[Objetivo da tarefa] Reproduza as linhas de todos os itens abaixo sem alterar nada, mas deixe as imagens fora da resposta.

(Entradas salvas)
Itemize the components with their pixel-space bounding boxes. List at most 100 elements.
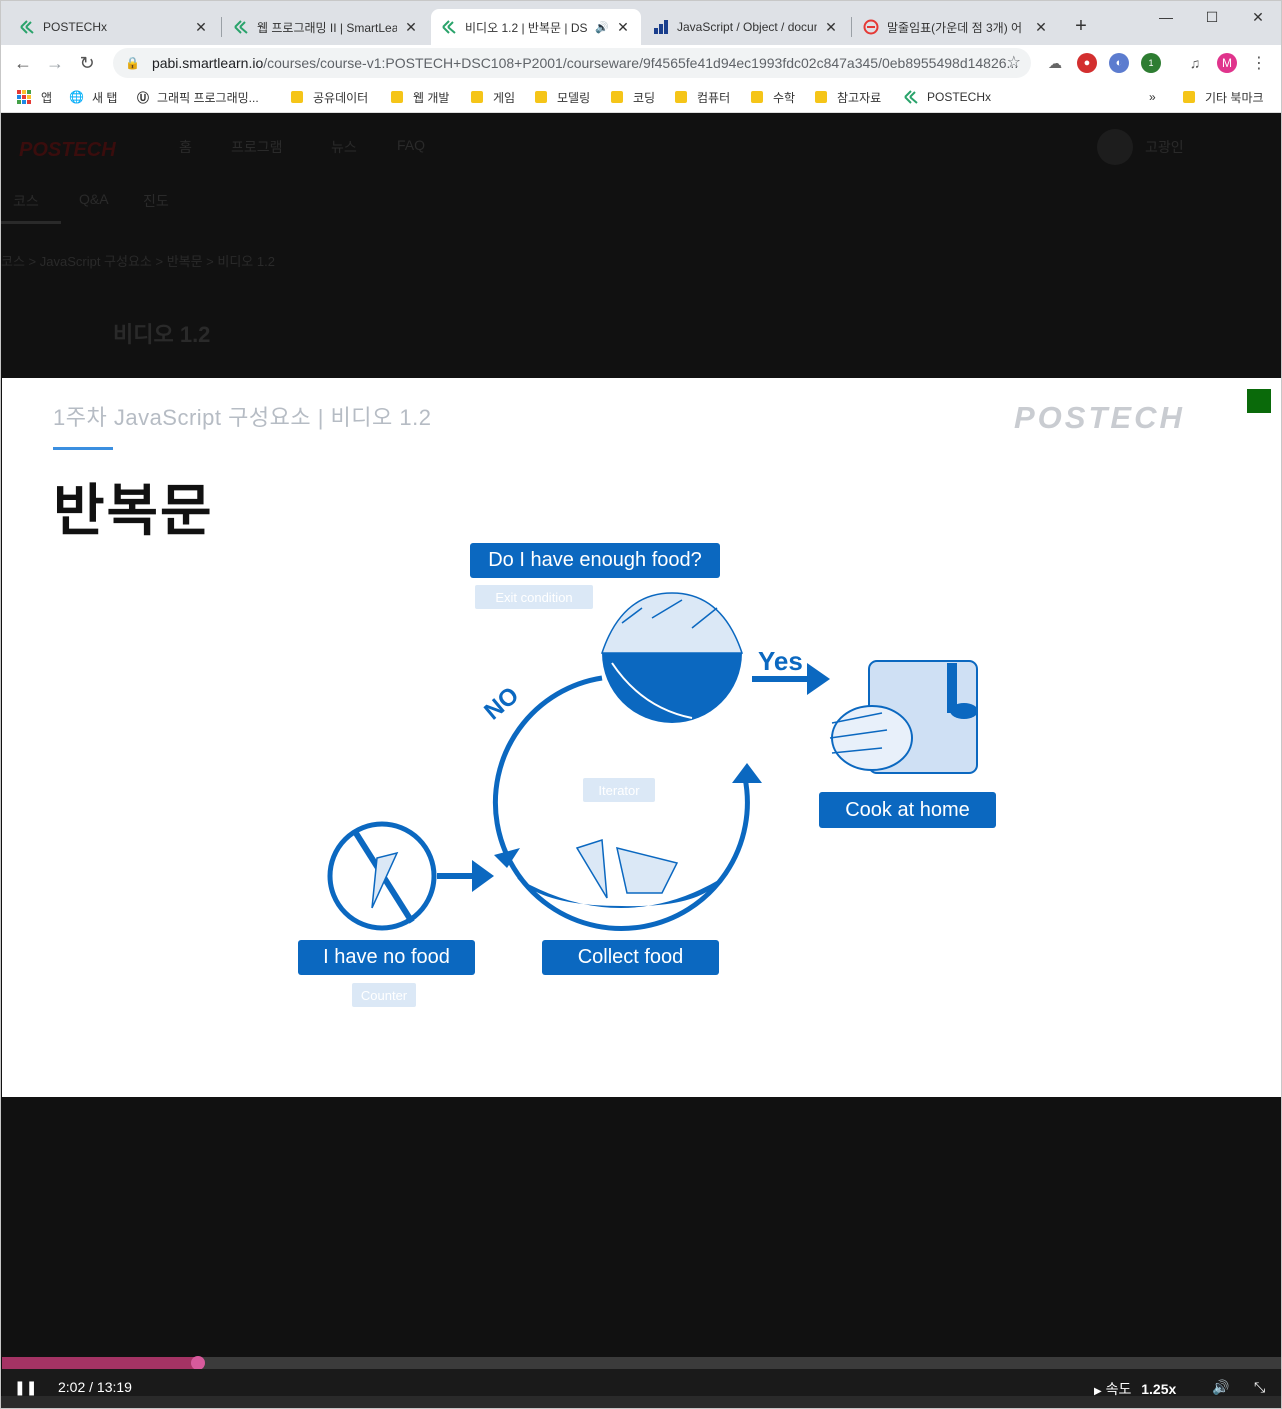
folder-icon [291, 91, 303, 103]
bookmark-folder[interactable]: 참고자료 [815, 86, 881, 108]
maximize-button[interactable]: ☐ [1189, 5, 1235, 29]
food-bowl-icon [600, 592, 744, 723]
no-food-label: I have no food [298, 940, 475, 975]
folder-icon [391, 91, 403, 103]
subnav-qna[interactable]: Q&A [79, 191, 109, 207]
close-icon[interactable]: ✕ [615, 19, 631, 36]
subnav-progress[interactable]: 진도 [143, 191, 169, 211]
video-progress-bar[interactable] [2, 1356, 1281, 1370]
cycle-arc [492, 675, 750, 931]
bookmark-folder[interactable]: 컴퓨터 [675, 86, 730, 108]
bookmarks-bar: 앱 🌐 새 탭 Ⓤ 그래픽 프로그래밍... 공유데이터 웹 개발 게임 모델링 코… [1, 81, 1281, 113]
exit-fullscreen-icon[interactable]: ⤡ [1254, 1379, 1265, 1396]
progress-fill [2, 1357, 198, 1369]
browser-toolbar: ← → ↻ 🔒 pabi.smartlearn.io /courses/cour… [1, 45, 1281, 81]
bookmark-graphics[interactable]: Ⓤ 그래픽 프로그래밍... [137, 86, 259, 108]
minimize-button[interactable]: — [1143, 5, 1189, 29]
new-tab-button[interactable]: + [1069, 15, 1093, 38]
volume-icon[interactable]: 🔊 [1212, 1379, 1229, 1396]
unreal-icon: Ⓤ [137, 90, 150, 105]
time-display: 2:02 / 13:19 [58, 1379, 132, 1395]
folder-icon [611, 91, 623, 103]
progress-handle[interactable] [190, 1356, 205, 1370]
subnav-active-indicator [1, 221, 61, 224]
globe-icon: 🌐 [69, 90, 84, 104]
tab-video-active[interactable]: 비디오 1.2 | 반복문 | DS 🔊 ✕ [431, 9, 641, 45]
folder-icon [1183, 91, 1195, 103]
tab-strip: POSTECHx ✕ 웹 프로그래밍 II | SmartLearn ✕ 비디오… [1, 1, 1281, 45]
bookmarks-overflow[interactable]: » [1149, 86, 1156, 108]
extension-blue-icon[interactable]: ◐ [1109, 53, 1129, 73]
yes-label: Yes [758, 646, 803, 676]
nav-news[interactable]: 뉴스 [331, 137, 357, 157]
question-label: Do I have enough food? [470, 543, 720, 578]
no-entry-icon [863, 19, 879, 35]
os-taskbar [1, 1396, 1281, 1408]
counter-label: Counter [352, 983, 416, 1007]
folder-icon [815, 91, 827, 103]
extension-red-icon[interactable]: ● [1077, 53, 1097, 73]
browser-window: POSTECHx ✕ 웹 프로그래밍 II | SmartLearn ✕ 비디오… [0, 0, 1282, 1409]
apps-grid-icon [17, 90, 31, 104]
user-avatar[interactable] [1097, 129, 1133, 165]
cooking-pot-icon [829, 660, 978, 774]
back-button[interactable]: ← [11, 51, 35, 75]
bookmark-folder[interactable]: 공유데이터 [291, 86, 368, 108]
no-food-icon [327, 821, 437, 931]
pause-button[interactable]: ❚❚ [14, 1379, 37, 1396]
bookmark-other[interactable]: 기타 북마크 [1183, 86, 1264, 108]
bookmark-folder[interactable]: 코딩 [611, 86, 655, 108]
cycle-arrowhead [732, 763, 762, 783]
bookmark-folder[interactable]: 웹 개발 [391, 86, 449, 108]
bookmark-folder[interactable]: 모델링 [535, 86, 590, 108]
bookmark-new-tab[interactable]: 🌐 새 탭 [69, 86, 117, 108]
subnav-course[interactable]: 코스 [13, 191, 39, 211]
cook-at-home-label: Cook at home [819, 792, 996, 828]
extension-shield-icon[interactable]: 1 [1141, 53, 1161, 73]
address-bar[interactable]: 🔒 pabi.smartlearn.io /courses/course-v1:… [113, 48, 1031, 78]
bookmark-folder[interactable]: 게임 [471, 86, 515, 108]
tab-ellipsis[interactable]: 말줄임표(가운데 점 3개) 어 ✕ [853, 9, 1059, 45]
exit-condition-label: Exit condition [475, 585, 593, 609]
bookmark-apps[interactable]: 앱 [17, 86, 52, 108]
close-icon[interactable]: ✕ [823, 19, 839, 36]
folder-icon [471, 91, 483, 103]
edx-icon [903, 89, 919, 105]
close-icon[interactable]: ✕ [403, 19, 419, 36]
video-frame[interactable]: 1주차 JavaScript 구성요소 | 비디오 1.2 반복문 POSTEC… [2, 378, 1281, 1097]
bookmark-star-icon[interactable]: ☆ [1007, 52, 1021, 72]
folder-icon [535, 91, 547, 103]
tab-postechx[interactable]: POSTECHx ✕ [9, 9, 219, 45]
folder-icon [675, 91, 687, 103]
lock-icon: 🔒 [125, 56, 140, 70]
collect-food-label: Collect food [542, 940, 719, 975]
site-logo[interactable]: POSTECH [19, 139, 116, 162]
collect-food-icon [517, 838, 722, 908]
profile-avatar[interactable]: M [1217, 53, 1237, 73]
tab-web-programming[interactable]: 웹 프로그래밍 II | SmartLearn ✕ [223, 9, 429, 45]
user-name[interactable]: 고광인 [1145, 137, 1184, 157]
window-close-button[interactable]: ✕ [1235, 5, 1281, 29]
speaker-icon[interactable]: 🔊 [595, 21, 609, 34]
nav-program[interactable]: 프로그램 [231, 137, 283, 157]
menu-kebab-icon[interactable]: ⋮ [1249, 53, 1269, 73]
reload-button[interactable]: ↻ [75, 51, 99, 75]
nav-home[interactable]: 홈 [179, 137, 192, 157]
folder-icon [751, 91, 763, 103]
chart-icon [653, 19, 669, 35]
iterator-label: Iterator [583, 778, 655, 802]
breadcrumb[interactable]: 코스 > JavaScript 구성요소 > 반복문 > 비디오 1.2 [1, 251, 275, 270]
close-icon[interactable]: ✕ [1033, 19, 1049, 36]
extension-cloud-icon[interactable]: ☁ [1045, 53, 1065, 73]
media-control-icon[interactable]: ♫ [1185, 53, 1205, 73]
bookmark-postechx[interactable]: POSTECHx [903, 86, 991, 108]
loop-diagram [327, 592, 978, 931]
edx-icon [441, 19, 457, 35]
forward-button[interactable]: → [43, 51, 67, 75]
close-icon[interactable]: ✕ [193, 19, 209, 36]
bookmark-folder[interactable]: 수학 [751, 86, 795, 108]
tab-javascript-object[interactable]: JavaScript / Object / document ✕ [643, 9, 849, 45]
edx-icon [19, 19, 35, 35]
unit-title: 비디오 1.2 [113, 322, 211, 347]
nav-faq[interactable]: FAQ [397, 137, 425, 153]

[Resultado final]
Itemize the components with their pixel-space bounding boxes. List at most 100 elements.
folder-icon [291, 91, 303, 103]
bookmark-folder[interactable]: 참고자료 [815, 86, 881, 108]
maximize-button[interactable]: ☐ [1189, 5, 1235, 29]
food-bowl-icon [600, 592, 744, 723]
no-food-label: I have no food [298, 940, 475, 975]
folder-icon [391, 91, 403, 103]
subnav-qna[interactable]: Q&A [79, 191, 109, 207]
close-icon[interactable]: ✕ [615, 19, 631, 36]
subnav-progress[interactable]: 진도 [143, 191, 169, 211]
video-progress-bar[interactable] [2, 1356, 1281, 1370]
cycle-arc [492, 675, 750, 931]
bookmark-folder[interactable]: 컴퓨터 [675, 86, 730, 108]
bookmarks-bar: 앱 🌐 새 탭 Ⓤ 그래픽 프로그래밍... 공유데이터 웹 개발 게임 모델링 코… [1, 81, 1281, 113]
exit-fullscreen-icon[interactable]: ⤡ [1254, 1379, 1265, 1396]
progress-fill [2, 1357, 198, 1369]
browser-toolbar: ← → ↻ 🔒 pabi.smartlearn.io /courses/cour… [1, 45, 1281, 81]
bookmark-graphics[interactable]: Ⓤ 그래픽 프로그래밍... [137, 86, 259, 108]
minimize-button[interactable]: — [1143, 5, 1189, 29]
new-tab-button[interactable]: + [1069, 15, 1093, 38]
volume-icon[interactable]: 🔊 [1212, 1379, 1229, 1396]
unreal-icon: Ⓤ [137, 90, 150, 105]
time-display: 2:02 / 13:19 [58, 1379, 132, 1395]
folder-icon [611, 91, 623, 103]
progress-handle[interactable] [190, 1356, 205, 1370]
subnav-active-indicator [1, 221, 61, 224]
globe-icon: 🌐 [69, 90, 84, 104]
tab-video-active[interactable]: 비디오 1.2 | 반복문 | DS 🔊 ✕ [431, 9, 641, 45]
folder-icon [1183, 91, 1195, 103]
tab-strip: POSTECHx ✕ 웹 프로그래밍 II | SmartLearn ✕ 비디오… [1, 1, 1281, 45]
bookmarks-overflow[interactable]: » [1149, 86, 1156, 108]
extension-blue-icon[interactable]: ◐ [1109, 53, 1129, 73]
yes-label: Yes [758, 646, 803, 676]
nav-news[interactable]: 뉴스 [331, 137, 357, 157]
question-label: Do I have enough food? [470, 543, 720, 578]
no-entry-icon [863, 19, 879, 35]
os-taskbar [1, 1396, 1281, 1408]
counter-label: Counter [352, 983, 416, 1007]
folder-icon [815, 91, 827, 103]
extension-red-icon[interactable]: ● [1077, 53, 1097, 73]
browser-window: POSTECHx ✕ 웹 프로그래밍 II | SmartLearn ✕ 비디오… [0, 0, 1282, 1409]
apps-grid-icon [17, 90, 31, 104]
user-avatar[interactable] [1097, 129, 1133, 165]
cooking-pot-icon [829, 660, 978, 774]
back-button[interactable]: ← [11, 51, 35, 75]
bookmark-folder[interactable]: 공유데이터 [291, 86, 368, 108]
no-food-icon [327, 821, 437, 931]
pause-button[interactable]: ❚❚ [14, 1379, 37, 1396]
bookmark-other[interactable]: 기타 북마크 [1183, 86, 1264, 108]
bookmark-folder[interactable]: 코딩 [611, 86, 655, 108]
cycle-arrowhead [732, 763, 762, 783]
bookmark-folder[interactable]: 웹 개발 [391, 86, 449, 108]
bookmark-folder[interactable]: 모델링 [535, 86, 590, 108]
bookmark-new-tab[interactable]: 🌐 새 탭 [69, 86, 117, 108]
subnav-course[interactable]: 코스 [13, 191, 39, 211]
cook-at-home-label: Cook at home [819, 792, 996, 828]
extension-shield-icon[interactable]: 1 [1141, 53, 1161, 73]
address-bar[interactable]: 🔒 pabi.smartlearn.io /courses/course-v1:… [113, 48, 1031, 78]
bookmark-folder[interactable]: 게임 [471, 86, 515, 108]
tab-ellipsis[interactable]: 말줄임표(가운데 점 3개) 어 ✕ [853, 9, 1059, 45]
exit-condition-label: Exit condition [475, 585, 593, 609]
bookmark-apps[interactable]: 앱 [17, 86, 52, 108]
close-icon[interactable]: ✕ [823, 19, 839, 36]
folder-icon [471, 91, 483, 103]
edx-icon [903, 89, 919, 105]
close-icon[interactable]: ✕ [403, 19, 419, 36]
video-frame[interactable]: 1주차 JavaScript 구성요소 | 비디오 1.2 반복문 POSTEC… [2, 378, 1281, 1097]
bookmark-star-icon[interactable]: ☆ [1007, 52, 1021, 72]
folder-icon [535, 91, 547, 103]
tab-postechx[interactable]: POSTECHx ✕ [9, 9, 219, 45]
folder-icon [675, 91, 687, 103]
lock-icon: 🔒 [125, 56, 140, 70]
collect-food-label: Collect food [542, 940, 719, 975]
site-logo[interactable]: POSTECH [19, 139, 116, 162]
collect-food-icon [517, 838, 722, 908]
profile-avatar[interactable]: M [1217, 53, 1237, 73]
tab-web-programming[interactable]: 웹 프로그래밍 II | SmartLearn ✕ [223, 9, 429, 45]
user-name[interactable]: 고광인 [1145, 137, 1184, 157]
window-close-button[interactable]: ✕ [1235, 5, 1281, 29]
speaker-icon[interactable]: 🔊 [595, 21, 609, 34]
nav-program[interactable]: 프로그램 [231, 137, 283, 157]
menu-kebab-icon[interactable]: ⋮ [1249, 53, 1269, 73]
reload-button[interactable]: ↻ [75, 51, 99, 75]
nav-home[interactable]: 홈 [179, 137, 192, 157]
folder-icon [751, 91, 763, 103]
chart-icon [653, 19, 669, 35]
iterator-label: Iterator [583, 778, 655, 802]
breadcrumb[interactable]: 코스 > JavaScript 구성요소 > 반복문 > 비디오 1.2 [1, 251, 275, 270]
close-icon[interactable]: ✕ [1033, 19, 1049, 36]
extension-cloud-icon[interactable]: ☁ [1045, 53, 1065, 73]
media-control-icon[interactable]: ♫ [1185, 53, 1205, 73]
bookmark-postechx[interactable]: POSTECHx [903, 86, 991, 108]
loop-diagram [327, 592, 978, 931]
edx-icon [441, 19, 457, 35]
forward-button[interactable]: → [43, 51, 67, 75]
close-icon[interactable]: ✕ [193, 19, 209, 36]
bookmark-folder[interactable]: 수학 [751, 86, 795, 108]
tab-javascript-object[interactable]: JavaScript / Object / document ✕ [643, 9, 849, 45]
edx-icon [19, 19, 35, 35]
unit-title: 비디오 1.2 [113, 322, 211, 347]
nav-faq[interactable]: FAQ [397, 137, 425, 153]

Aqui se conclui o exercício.